The request: State only how many lines below include the string "Выберите".

========================================================================

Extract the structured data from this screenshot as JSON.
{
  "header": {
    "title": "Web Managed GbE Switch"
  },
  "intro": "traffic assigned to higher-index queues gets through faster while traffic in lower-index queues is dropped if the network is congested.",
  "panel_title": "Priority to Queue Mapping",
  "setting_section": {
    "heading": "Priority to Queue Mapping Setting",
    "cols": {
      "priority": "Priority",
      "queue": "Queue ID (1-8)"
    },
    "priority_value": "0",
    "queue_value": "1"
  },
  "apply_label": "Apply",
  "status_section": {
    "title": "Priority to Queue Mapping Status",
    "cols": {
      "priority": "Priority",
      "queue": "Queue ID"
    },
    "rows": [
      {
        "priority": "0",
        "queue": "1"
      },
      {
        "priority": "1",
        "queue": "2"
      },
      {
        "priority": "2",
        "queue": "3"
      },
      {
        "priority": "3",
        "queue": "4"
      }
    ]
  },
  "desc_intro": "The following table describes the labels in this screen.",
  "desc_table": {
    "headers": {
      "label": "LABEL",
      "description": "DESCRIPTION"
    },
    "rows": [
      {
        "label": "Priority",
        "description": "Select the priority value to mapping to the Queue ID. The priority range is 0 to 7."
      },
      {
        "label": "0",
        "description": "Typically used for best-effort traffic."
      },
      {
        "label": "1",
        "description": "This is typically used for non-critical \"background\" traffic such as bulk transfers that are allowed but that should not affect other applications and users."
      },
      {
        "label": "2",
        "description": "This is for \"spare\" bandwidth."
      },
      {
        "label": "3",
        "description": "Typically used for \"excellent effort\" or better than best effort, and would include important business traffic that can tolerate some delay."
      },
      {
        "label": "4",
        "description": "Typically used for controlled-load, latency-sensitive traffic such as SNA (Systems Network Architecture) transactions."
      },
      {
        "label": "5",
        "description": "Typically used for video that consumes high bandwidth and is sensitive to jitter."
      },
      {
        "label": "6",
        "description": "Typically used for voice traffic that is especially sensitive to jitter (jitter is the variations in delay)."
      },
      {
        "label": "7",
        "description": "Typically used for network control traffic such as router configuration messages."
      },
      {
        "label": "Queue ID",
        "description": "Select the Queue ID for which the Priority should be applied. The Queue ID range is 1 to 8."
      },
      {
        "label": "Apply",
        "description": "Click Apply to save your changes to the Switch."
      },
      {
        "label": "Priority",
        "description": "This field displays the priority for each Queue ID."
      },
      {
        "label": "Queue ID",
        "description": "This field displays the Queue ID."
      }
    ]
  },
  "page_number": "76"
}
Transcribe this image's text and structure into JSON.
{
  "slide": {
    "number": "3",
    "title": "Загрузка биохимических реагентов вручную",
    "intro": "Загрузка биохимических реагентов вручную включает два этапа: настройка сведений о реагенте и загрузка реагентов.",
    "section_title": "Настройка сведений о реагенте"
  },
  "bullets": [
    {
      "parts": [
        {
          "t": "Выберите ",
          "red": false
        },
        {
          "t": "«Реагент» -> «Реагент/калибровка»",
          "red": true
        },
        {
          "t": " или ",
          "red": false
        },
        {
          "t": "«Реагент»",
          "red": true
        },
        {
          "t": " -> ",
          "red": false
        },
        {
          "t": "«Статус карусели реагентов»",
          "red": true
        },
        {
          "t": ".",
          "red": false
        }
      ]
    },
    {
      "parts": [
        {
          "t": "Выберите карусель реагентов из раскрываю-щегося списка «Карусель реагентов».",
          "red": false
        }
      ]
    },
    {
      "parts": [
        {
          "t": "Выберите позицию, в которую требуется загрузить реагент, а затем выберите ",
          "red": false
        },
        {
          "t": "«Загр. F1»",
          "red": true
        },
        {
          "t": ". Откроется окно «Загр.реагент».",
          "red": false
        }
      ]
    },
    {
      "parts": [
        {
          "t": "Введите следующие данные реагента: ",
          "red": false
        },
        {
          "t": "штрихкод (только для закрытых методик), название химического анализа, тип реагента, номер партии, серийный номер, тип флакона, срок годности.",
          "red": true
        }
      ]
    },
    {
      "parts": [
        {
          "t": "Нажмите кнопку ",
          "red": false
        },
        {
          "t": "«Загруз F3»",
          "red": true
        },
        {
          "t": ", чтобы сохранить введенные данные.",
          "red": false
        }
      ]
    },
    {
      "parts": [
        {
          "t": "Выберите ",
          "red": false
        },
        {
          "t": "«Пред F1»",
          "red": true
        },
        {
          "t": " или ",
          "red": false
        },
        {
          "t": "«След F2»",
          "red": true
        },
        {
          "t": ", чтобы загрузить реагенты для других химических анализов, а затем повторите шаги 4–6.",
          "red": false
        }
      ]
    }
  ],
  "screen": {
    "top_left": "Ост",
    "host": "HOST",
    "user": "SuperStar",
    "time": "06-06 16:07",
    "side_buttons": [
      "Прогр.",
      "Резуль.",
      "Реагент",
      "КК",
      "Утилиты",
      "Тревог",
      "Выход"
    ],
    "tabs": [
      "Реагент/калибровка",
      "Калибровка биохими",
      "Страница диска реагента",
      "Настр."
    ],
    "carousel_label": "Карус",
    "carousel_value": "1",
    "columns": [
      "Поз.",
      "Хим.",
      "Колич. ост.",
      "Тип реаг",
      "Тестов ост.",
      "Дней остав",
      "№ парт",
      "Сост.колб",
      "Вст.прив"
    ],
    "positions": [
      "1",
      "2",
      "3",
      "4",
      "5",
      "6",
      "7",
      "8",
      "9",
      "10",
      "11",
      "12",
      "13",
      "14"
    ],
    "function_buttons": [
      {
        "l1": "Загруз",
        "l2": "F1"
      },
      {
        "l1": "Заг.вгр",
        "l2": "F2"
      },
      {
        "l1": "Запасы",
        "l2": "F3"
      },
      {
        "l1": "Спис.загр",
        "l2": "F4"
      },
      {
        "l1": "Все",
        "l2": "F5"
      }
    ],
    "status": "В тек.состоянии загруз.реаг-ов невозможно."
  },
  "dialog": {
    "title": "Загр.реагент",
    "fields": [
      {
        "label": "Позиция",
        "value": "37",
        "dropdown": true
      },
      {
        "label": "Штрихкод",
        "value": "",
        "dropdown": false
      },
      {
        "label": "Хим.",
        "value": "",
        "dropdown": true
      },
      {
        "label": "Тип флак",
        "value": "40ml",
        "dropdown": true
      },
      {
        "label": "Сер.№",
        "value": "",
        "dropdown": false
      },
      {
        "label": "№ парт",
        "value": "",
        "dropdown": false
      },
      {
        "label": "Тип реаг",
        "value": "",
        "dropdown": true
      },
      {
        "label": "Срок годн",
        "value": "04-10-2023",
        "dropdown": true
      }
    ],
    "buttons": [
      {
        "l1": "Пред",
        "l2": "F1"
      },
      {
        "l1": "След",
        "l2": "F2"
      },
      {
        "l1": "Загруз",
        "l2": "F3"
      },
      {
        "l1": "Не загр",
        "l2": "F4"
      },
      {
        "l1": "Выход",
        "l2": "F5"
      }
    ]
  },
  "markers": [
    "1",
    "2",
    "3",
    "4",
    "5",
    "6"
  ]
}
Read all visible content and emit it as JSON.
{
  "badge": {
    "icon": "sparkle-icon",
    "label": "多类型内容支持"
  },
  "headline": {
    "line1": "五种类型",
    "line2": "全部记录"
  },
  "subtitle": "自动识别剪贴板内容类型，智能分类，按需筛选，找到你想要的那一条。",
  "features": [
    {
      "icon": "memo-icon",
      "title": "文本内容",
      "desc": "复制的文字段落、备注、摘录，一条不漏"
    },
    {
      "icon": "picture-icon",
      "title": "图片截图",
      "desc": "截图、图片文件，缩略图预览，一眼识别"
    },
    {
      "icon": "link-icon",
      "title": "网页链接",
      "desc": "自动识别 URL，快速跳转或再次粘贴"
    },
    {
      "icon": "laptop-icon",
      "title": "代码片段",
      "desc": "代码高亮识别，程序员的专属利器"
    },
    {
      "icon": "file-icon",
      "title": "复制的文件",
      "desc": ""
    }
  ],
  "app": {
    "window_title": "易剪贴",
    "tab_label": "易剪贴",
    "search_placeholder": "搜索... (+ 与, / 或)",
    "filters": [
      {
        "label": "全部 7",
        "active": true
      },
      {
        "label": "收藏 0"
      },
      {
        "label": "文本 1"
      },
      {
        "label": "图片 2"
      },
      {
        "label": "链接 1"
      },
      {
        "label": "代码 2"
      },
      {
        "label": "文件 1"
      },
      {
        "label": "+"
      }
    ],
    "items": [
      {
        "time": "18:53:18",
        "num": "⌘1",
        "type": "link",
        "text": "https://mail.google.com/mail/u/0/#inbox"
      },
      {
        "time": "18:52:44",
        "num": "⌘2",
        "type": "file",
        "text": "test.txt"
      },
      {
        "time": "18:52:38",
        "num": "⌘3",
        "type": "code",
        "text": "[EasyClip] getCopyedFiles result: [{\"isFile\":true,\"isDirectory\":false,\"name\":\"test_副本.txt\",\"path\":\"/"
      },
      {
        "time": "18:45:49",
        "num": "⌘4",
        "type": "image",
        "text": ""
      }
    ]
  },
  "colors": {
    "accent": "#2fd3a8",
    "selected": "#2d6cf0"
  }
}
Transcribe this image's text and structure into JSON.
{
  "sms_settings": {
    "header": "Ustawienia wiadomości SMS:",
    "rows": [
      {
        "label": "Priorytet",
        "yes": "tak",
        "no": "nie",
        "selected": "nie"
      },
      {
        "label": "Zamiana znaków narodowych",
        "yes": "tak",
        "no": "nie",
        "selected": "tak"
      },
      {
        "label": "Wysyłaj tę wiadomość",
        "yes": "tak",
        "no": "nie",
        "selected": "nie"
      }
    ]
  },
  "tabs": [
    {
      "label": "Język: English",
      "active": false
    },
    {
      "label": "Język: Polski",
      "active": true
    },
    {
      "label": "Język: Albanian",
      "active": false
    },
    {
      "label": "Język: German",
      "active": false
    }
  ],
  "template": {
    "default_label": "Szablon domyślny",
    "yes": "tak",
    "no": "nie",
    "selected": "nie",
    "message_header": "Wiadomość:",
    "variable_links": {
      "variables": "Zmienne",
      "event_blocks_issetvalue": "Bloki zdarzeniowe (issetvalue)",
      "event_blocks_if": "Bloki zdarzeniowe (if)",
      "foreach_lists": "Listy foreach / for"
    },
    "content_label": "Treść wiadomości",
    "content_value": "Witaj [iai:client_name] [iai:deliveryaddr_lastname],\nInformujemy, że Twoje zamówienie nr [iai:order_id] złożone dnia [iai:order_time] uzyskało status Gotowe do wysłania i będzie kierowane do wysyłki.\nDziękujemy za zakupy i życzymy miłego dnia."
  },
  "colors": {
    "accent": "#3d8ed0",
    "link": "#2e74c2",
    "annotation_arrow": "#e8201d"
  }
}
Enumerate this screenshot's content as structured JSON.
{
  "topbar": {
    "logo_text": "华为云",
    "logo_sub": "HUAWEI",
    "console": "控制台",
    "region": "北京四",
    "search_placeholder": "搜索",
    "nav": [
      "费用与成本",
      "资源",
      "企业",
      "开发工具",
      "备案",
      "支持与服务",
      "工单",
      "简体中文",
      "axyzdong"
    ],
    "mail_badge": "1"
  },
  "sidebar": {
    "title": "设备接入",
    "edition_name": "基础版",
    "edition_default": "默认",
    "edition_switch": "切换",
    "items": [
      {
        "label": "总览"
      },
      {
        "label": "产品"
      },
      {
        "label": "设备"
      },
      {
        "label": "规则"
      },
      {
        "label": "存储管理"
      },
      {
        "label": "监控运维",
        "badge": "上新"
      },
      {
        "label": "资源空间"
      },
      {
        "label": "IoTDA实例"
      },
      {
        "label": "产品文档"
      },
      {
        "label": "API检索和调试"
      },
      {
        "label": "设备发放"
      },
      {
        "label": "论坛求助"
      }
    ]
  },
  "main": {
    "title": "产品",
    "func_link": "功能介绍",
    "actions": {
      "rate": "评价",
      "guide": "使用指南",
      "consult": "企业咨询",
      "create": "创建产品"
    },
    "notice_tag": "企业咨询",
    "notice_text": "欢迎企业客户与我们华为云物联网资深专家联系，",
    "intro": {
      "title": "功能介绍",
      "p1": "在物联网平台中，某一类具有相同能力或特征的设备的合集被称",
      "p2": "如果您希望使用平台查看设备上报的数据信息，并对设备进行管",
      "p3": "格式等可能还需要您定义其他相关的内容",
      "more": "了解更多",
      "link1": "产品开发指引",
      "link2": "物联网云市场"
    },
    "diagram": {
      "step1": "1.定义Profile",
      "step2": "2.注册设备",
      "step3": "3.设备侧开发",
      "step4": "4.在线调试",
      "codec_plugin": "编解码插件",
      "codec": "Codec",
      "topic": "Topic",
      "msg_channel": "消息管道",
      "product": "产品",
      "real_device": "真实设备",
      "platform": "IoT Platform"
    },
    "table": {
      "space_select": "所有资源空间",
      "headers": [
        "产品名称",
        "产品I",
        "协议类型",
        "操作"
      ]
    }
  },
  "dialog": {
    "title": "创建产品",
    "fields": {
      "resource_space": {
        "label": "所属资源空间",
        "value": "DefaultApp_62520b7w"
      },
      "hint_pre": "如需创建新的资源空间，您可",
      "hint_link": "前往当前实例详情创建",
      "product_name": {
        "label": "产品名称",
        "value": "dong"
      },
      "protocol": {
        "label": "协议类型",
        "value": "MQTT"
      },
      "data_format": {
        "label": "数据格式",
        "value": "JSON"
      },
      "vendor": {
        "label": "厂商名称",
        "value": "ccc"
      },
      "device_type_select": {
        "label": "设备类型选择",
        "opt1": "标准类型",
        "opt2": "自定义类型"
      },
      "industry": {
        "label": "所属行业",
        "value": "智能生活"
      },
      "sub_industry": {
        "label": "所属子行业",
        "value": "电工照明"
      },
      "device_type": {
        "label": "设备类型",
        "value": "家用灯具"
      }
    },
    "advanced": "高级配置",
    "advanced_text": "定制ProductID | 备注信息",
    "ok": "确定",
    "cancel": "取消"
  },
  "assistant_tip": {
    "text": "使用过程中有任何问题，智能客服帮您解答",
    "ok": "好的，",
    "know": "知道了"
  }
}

========================================================================

Solution below: 4